Repeat every line below exactly as it reads.

begin Records shown

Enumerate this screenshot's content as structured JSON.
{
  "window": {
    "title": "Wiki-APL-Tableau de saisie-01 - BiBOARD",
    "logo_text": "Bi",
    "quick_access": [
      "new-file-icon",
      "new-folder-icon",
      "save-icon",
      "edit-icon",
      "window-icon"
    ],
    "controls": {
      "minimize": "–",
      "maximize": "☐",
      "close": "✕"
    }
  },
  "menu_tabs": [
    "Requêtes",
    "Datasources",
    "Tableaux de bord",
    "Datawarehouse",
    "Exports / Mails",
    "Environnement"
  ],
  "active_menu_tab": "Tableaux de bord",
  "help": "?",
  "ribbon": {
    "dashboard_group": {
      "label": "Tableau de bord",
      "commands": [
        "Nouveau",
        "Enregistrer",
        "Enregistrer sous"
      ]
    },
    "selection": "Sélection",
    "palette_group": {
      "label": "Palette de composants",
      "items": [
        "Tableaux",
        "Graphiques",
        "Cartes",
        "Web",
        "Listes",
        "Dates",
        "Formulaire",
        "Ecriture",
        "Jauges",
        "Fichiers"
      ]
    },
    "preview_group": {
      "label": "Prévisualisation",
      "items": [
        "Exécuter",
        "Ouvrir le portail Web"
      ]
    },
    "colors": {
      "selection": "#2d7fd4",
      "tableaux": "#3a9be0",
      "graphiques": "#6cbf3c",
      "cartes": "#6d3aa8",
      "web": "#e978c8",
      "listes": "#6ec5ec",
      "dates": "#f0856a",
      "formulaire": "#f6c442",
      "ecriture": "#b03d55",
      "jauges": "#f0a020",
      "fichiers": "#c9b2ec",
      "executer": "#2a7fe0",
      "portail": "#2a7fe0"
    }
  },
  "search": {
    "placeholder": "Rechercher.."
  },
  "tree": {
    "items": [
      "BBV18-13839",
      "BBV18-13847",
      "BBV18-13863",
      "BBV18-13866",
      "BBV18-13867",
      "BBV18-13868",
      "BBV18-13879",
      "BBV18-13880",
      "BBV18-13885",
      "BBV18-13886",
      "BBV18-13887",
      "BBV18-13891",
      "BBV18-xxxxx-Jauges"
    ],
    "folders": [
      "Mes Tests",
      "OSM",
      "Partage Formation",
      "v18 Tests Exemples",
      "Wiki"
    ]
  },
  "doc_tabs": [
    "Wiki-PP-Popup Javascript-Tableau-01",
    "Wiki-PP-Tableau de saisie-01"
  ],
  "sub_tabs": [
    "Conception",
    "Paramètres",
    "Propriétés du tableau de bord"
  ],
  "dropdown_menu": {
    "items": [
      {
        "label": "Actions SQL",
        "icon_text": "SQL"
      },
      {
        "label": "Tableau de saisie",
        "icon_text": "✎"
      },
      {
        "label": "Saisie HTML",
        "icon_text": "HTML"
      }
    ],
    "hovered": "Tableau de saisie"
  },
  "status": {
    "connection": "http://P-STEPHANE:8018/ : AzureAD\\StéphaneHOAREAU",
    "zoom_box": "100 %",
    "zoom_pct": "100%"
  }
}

end Records shown

### Final result
Enumerate this screenshot's content as structured JSON.
{
  "window": {
    "title": "Wiki-APL-Tableau de saisie-01 - BiBOARD",
    "logo_text": "Bi",
    "quick_access": [
      "new-file-icon",
      "new-folder-icon",
      "save-icon",
      "edit-icon",
      "window-icon"
    ],
    "controls": {
      "minimize": "–",
      "maximize": "☐",
      "close": "✕"
    }
  },
  "menu_tabs": [
    "Requêtes",
    "Datasources",
    "Tableaux de bord",
    "Datawarehouse",
    "Exports / Mails",
    "Environnement"
  ],
  "active_menu_tab": "Tableaux de bord",
  "help": "?",
  "ribbon": {
    "dashboard_group": {
      "label": "Tableau de bord",
      "commands": [
        "Nouveau",
        "Enregistrer",
        "Enregistrer sous"
      ]
    },
    "selection": "Sélection",
    "palette_group": {
      "label": "Palette de composants",
      "items": [
        "Tableaux",
        "Graphiques",
        "Cartes",
        "Web",
        "Listes",
        "Dates",
        "Formulaire",
        "Ecriture",
        "Jauges",
        "Fichiers"
      ]
    },
    "preview_group": {
      "label": "Prévisualisation",
      "items": [
        "Exécuter",
        "Ouvrir le portail Web"
      ]
    },
    "colors": {
      "selection": "#2d7fd4",
      "tableaux": "#3a9be0",
      "graphiques": "#6cbf3c",
      "cartes": "#6d3aa8",
      "web": "#e978c8",
      "listes": "#6ec5ec",
      "dates": "#f0856a",
      "formulaire": "#f6c442",
      "ecriture": "#b03d55",
      "jauges": "#f0a020",
      "fichiers": "#c9b2ec",
      "executer": "#2a7fe0",
      "portail": "#2a7fe0"
    }
  },
  "search": {
    "placeholder": "Rechercher.."
  },
  "tree": {
    "items": [
      "BBV18-13839",
      "BBV18-13847",
      "BBV18-13863",
      "BBV18-13866",
      "BBV18-13867",
      "BBV18-13868",
      "BBV18-13879",
      "BBV18-13880",
      "BBV18-13885",
      "BBV18-13886",
      "BBV18-13887",
      "BBV18-13891",
      "BBV18-xxxxx-Jauges"
    ],
    "folders": [
      "Mes Tests",
      "OSM",
      "Partage Formation",
      "v18 Tests Exemples",
      "Wiki"
    ]
  },
  "doc_tabs": [
    "Wiki-PP-Popup Javascript-Tableau-01",
    "Wiki-PP-Tableau de saisie-01"
  ],
  "sub_tabs": [
    "Conception",
    "Paramètres",
    "Propriétés du tableau de bord"
  ],
  "dropdown_menu": {
    "items": [
      {
        "label": "Actions SQL",
        "icon_text": "SQL"
      },
      {
        "label": "Tableau de saisie",
        "icon_text": "✎"
      },
      {
        "label": "Saisie HTML",
        "icon_text": "HTML"
      }
    ],
    "hovered": "Tableau de saisie"
  },
  "status": {
    "connection": "http://P-STEPHANE:8018/ : AzureAD\\StéphaneHOAREAU",
    "zoom_box": "100 %",
    "zoom_pct": "100%"
  }
}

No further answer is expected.